• [WHAT YOU SHOULD DO] Give the count of lines in the data that include the string "xlabel", with no added remarks.

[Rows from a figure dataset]
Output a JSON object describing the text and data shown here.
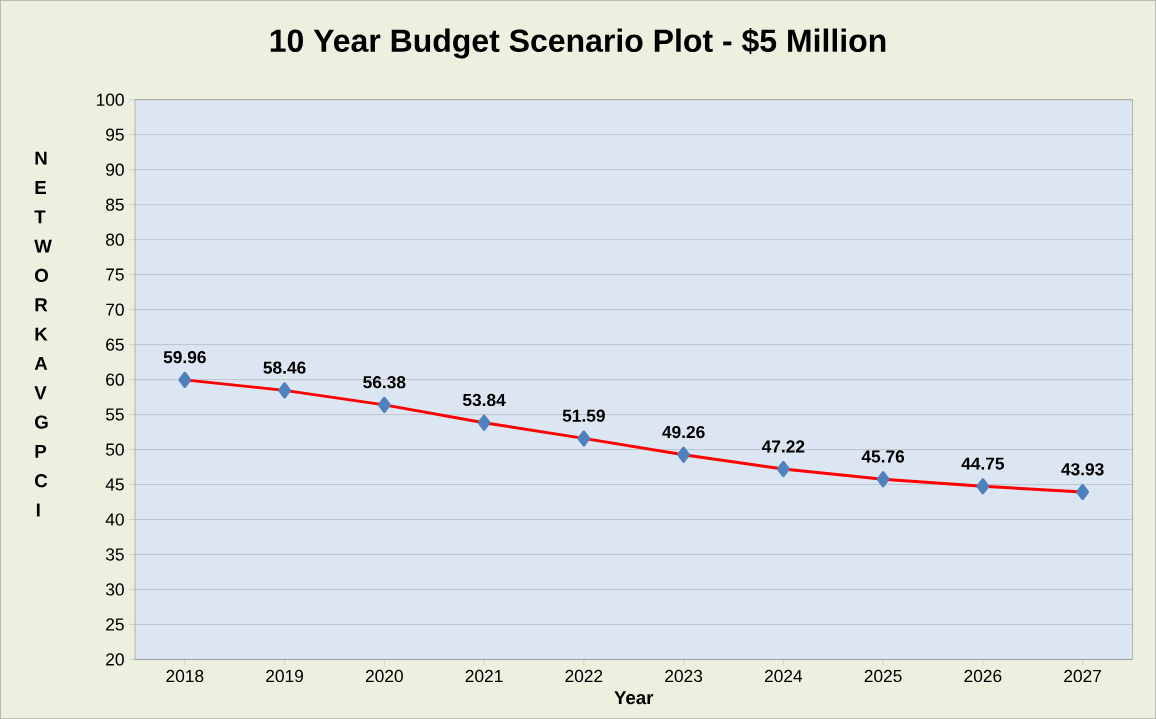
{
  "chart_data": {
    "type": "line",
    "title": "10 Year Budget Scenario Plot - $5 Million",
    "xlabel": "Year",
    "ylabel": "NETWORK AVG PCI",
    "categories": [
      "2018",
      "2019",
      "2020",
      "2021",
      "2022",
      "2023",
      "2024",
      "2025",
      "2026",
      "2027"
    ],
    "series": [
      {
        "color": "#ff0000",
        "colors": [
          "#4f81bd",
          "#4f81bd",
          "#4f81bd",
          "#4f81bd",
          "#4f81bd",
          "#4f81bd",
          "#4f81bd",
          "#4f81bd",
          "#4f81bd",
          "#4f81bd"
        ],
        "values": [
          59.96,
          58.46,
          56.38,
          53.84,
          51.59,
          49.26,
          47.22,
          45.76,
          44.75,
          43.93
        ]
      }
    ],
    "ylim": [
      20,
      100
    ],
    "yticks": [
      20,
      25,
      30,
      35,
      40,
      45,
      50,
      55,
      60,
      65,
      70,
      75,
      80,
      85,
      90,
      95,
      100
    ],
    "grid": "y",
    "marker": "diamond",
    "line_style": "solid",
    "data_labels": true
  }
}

---

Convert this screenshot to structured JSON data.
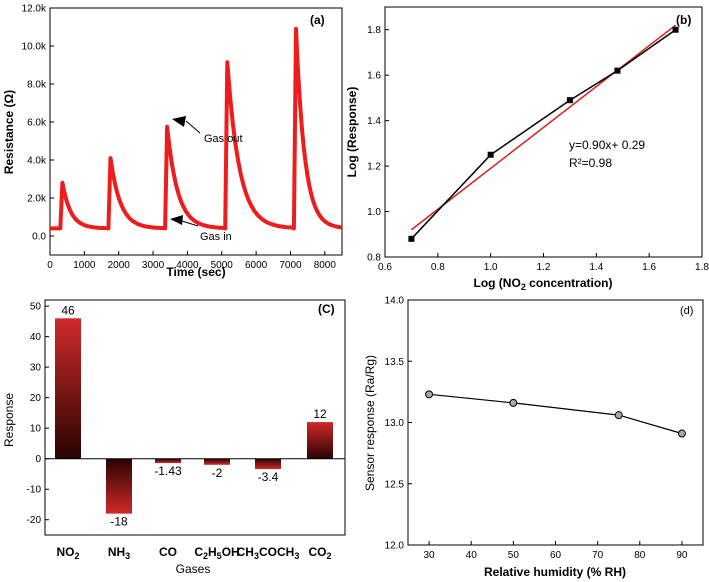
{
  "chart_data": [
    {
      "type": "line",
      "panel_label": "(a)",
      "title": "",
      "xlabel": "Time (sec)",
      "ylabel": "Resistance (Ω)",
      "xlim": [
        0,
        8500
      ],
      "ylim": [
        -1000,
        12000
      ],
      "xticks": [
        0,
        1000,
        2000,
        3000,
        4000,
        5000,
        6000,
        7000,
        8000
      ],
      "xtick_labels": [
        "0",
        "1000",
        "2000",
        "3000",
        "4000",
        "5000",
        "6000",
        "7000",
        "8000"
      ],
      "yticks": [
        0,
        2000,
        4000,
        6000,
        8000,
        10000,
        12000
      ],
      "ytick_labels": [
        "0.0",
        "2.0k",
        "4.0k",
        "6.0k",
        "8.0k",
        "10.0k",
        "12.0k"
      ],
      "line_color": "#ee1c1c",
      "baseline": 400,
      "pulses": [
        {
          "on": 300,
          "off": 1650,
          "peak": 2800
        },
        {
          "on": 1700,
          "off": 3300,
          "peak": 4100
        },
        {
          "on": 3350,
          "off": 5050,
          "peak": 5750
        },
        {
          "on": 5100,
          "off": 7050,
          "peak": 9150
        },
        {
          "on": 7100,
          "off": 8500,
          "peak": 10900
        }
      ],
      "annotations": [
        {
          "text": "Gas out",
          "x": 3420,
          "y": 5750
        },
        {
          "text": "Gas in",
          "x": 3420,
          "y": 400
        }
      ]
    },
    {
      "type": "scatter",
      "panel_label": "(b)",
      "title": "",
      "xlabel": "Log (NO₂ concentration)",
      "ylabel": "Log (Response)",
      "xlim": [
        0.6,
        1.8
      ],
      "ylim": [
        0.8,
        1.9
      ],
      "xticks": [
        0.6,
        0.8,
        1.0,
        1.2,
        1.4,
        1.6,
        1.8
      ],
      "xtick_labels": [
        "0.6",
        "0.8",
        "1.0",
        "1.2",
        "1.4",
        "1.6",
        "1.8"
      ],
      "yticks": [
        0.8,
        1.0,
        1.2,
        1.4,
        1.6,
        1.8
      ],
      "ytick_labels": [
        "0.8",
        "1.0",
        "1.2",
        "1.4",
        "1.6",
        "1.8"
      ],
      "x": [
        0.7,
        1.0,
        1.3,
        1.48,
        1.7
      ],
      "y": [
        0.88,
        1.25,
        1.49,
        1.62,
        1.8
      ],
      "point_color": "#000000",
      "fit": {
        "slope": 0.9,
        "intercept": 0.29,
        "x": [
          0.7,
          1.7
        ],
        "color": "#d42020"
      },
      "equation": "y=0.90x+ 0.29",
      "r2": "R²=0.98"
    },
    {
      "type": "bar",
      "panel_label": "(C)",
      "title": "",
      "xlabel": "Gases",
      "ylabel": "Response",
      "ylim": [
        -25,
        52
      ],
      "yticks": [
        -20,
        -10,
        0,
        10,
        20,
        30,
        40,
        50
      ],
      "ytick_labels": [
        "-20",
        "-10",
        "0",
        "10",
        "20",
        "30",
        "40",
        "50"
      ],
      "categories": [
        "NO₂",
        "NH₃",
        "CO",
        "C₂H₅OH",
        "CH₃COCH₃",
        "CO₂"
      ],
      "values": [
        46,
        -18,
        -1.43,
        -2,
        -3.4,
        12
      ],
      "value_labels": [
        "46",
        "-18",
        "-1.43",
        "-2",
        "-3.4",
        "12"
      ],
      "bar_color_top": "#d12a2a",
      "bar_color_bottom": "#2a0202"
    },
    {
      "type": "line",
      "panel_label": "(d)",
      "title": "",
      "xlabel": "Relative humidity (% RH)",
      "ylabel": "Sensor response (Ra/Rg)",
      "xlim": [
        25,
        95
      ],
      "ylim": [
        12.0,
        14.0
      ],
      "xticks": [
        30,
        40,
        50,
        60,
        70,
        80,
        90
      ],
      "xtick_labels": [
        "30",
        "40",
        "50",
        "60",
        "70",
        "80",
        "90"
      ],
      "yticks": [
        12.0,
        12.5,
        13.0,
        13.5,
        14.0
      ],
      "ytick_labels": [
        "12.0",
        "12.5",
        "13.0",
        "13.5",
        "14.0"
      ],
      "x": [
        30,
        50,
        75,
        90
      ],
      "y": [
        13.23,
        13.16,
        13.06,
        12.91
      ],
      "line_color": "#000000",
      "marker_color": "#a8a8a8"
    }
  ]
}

• [ANSWER TO THE EXERCISE] 5